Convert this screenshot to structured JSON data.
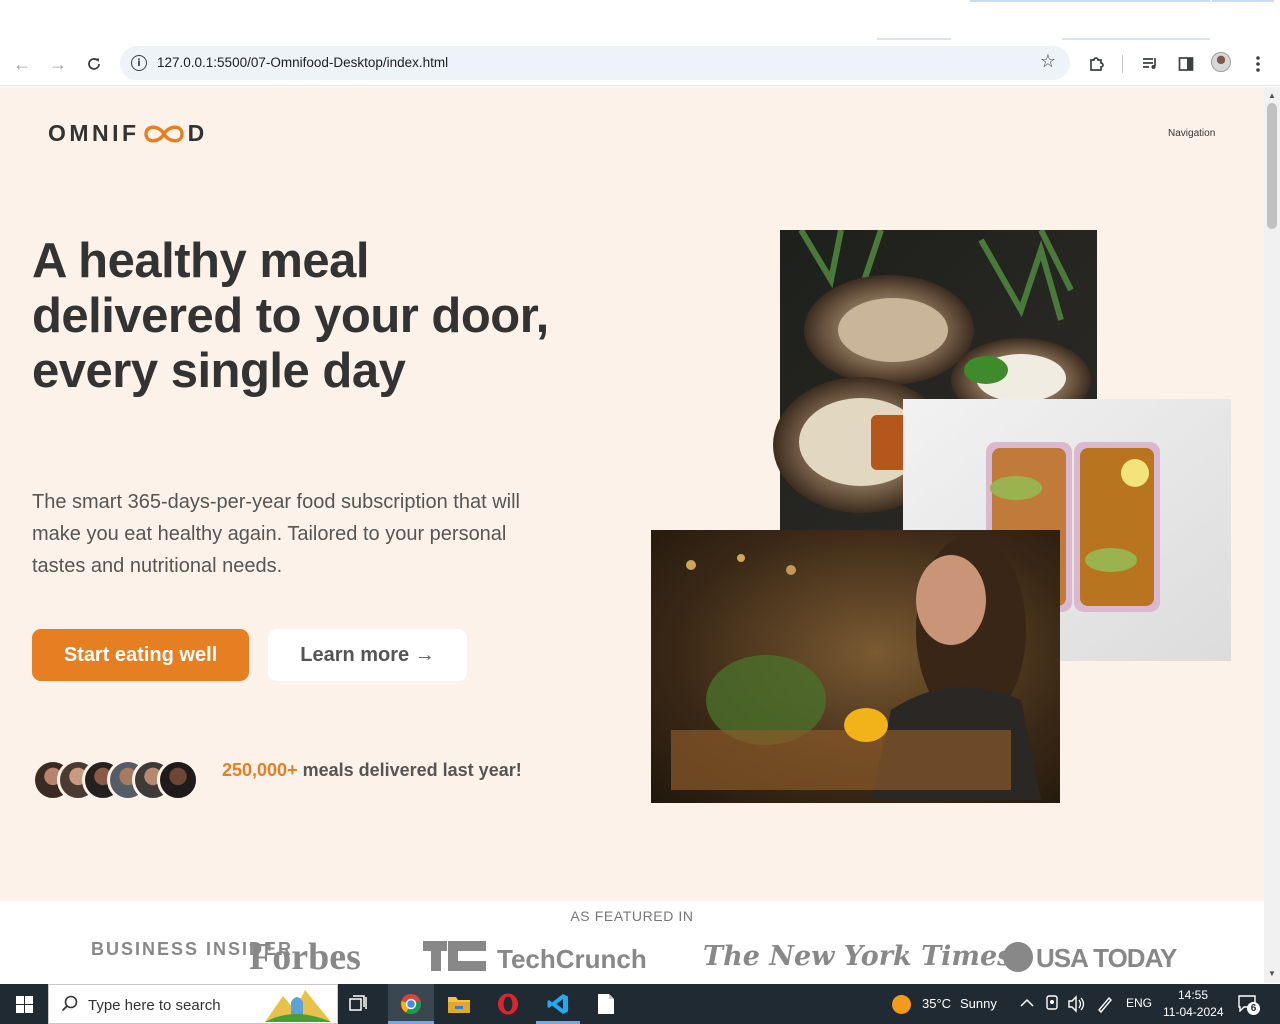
{
  "browser": {
    "url": "127.0.0.1:5500/07-Omnifood-Desktop/index.html",
    "back_glyph": "←",
    "forward_glyph": "→",
    "reload_glyph": "↻",
    "star_glyph": "☆"
  },
  "page": {
    "logo_pre": "OMNIF",
    "logo_post": "D",
    "nav_label": "Navigation",
    "hero": {
      "title": "A healthy meal delivered to your door, every single day",
      "description": "The smart 365-days-per-year food subscription that will make you eat healthy again. Tailored to your personal tastes and nutritional needs.",
      "primary_button": "Start eating well",
      "secondary_button": "Learn more →",
      "delivered_count": "250,000+",
      "delivered_text": " meals delivered last year!"
    },
    "featured": {
      "heading": "AS FEATURED IN",
      "logos": [
        "BUSINESS INSIDER",
        "Forbes",
        "TechCrunch",
        "The New York Times",
        "USA TODAY"
      ]
    },
    "colors": {
      "accent": "#e67e22",
      "background": "#fdf2e9",
      "text": "#333333"
    }
  },
  "taskbar": {
    "search_placeholder": "Type here to search",
    "weather_temp": "35°C",
    "weather_text": "Sunny",
    "language": "ENG",
    "time": "14:55",
    "date": "11-04-2024",
    "notifications": "6"
  }
}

==*==

> [Requirements] Select every line where the word "year" occurs.

> [Answer]
      "description": "The smart 365-days-per-year food subscription that will make you eat healthy again. Tailored to your personal tastes and nutritional needs.",
      "delivered_text": " meals delivered last year!"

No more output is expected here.